## Task directions
Write out, word for word, the records from their first line through the line containing "tab-label: Following [684, 100, 727, 111]", including both of those lines.

## Material supplied
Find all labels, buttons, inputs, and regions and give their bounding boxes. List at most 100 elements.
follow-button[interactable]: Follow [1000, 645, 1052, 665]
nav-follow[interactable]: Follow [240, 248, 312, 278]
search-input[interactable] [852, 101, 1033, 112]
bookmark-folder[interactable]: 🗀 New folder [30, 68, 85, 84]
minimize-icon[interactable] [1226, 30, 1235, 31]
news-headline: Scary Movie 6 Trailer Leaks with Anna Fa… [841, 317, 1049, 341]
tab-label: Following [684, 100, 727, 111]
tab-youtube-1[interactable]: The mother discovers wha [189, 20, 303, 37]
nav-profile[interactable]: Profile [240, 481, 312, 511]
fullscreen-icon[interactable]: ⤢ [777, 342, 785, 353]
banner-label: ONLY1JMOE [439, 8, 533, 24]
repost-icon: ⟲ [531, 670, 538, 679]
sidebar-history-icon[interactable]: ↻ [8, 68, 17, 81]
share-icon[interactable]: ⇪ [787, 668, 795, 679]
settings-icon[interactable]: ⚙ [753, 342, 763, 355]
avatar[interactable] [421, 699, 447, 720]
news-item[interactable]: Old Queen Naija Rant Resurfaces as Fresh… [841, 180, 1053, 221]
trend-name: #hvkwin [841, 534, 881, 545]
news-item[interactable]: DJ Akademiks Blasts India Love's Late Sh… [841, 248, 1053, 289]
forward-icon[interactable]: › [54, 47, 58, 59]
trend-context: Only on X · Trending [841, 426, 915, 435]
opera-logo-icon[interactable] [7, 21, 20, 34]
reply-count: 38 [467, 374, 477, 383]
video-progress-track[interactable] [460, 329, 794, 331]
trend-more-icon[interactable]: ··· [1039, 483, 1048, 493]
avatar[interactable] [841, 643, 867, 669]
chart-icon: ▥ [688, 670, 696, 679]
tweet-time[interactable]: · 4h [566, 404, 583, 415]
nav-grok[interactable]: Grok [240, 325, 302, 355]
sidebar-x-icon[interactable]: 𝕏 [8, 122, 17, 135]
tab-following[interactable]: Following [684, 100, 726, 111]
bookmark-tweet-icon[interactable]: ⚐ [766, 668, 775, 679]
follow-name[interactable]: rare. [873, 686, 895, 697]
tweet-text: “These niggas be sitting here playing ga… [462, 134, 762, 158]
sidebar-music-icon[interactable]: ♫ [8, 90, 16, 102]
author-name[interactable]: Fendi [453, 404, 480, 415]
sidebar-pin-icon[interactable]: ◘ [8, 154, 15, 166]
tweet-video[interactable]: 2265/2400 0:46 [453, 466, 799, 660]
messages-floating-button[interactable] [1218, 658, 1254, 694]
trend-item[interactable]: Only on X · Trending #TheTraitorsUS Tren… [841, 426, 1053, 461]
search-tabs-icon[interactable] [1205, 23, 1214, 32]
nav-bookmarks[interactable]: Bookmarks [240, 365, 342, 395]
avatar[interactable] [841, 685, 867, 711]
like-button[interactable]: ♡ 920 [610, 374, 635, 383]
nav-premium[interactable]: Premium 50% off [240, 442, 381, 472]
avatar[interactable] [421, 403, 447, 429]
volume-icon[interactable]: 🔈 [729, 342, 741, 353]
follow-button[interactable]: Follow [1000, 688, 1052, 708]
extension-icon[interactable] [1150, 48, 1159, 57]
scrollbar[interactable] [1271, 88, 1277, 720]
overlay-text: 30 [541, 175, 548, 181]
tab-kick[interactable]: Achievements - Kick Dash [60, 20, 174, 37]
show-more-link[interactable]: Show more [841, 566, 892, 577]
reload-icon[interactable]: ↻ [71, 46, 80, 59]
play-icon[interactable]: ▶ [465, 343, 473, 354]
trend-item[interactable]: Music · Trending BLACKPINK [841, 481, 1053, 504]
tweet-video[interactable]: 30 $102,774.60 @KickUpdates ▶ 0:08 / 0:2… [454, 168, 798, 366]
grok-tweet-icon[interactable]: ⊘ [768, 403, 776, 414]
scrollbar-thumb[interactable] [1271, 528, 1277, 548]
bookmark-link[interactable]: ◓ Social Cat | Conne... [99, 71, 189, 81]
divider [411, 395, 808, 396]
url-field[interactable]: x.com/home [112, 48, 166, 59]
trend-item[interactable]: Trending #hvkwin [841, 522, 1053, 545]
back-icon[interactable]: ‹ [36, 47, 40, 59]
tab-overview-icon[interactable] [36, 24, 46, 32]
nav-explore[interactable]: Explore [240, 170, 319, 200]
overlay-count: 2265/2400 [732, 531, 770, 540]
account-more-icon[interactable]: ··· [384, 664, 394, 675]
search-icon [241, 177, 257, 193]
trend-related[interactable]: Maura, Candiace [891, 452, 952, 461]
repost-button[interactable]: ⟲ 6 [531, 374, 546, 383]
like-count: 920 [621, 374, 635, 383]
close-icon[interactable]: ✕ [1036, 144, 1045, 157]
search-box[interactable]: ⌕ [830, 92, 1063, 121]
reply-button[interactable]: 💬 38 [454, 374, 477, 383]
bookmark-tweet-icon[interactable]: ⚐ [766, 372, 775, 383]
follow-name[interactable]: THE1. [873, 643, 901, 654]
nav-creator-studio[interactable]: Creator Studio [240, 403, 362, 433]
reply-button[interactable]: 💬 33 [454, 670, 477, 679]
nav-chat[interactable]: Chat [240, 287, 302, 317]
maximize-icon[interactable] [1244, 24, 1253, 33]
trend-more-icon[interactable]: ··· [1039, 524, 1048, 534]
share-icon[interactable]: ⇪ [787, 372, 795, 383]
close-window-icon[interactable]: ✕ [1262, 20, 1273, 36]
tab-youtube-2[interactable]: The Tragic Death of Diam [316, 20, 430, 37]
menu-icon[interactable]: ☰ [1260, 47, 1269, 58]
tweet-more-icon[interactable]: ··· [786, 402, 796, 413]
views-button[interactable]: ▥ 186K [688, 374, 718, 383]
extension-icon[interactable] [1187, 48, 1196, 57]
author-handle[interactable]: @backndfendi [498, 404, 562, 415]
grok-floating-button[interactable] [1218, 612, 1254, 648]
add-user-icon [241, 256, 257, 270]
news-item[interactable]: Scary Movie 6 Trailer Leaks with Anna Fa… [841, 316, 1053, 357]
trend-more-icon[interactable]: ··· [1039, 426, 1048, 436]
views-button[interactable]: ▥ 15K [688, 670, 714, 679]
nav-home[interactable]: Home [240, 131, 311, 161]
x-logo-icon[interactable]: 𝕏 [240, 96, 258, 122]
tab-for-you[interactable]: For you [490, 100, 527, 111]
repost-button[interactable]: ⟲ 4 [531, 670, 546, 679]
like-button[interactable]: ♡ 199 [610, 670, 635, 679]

## Solution to this problem
Find all labels, buttons, inputs, and regions and give their bounding boxes. List at most 100 elements.
follow-button[interactable]: Follow [1000, 645, 1052, 665]
nav-follow[interactable]: Follow [240, 248, 312, 278]
search-input[interactable] [852, 101, 1033, 112]
bookmark-folder[interactable]: 🗀 New folder [30, 68, 85, 84]
minimize-icon[interactable] [1226, 30, 1235, 31]
news-headline: Scary Movie 6 Trailer Leaks with Anna Fa… [841, 317, 1049, 341]
tab-label: Following [684, 100, 727, 111]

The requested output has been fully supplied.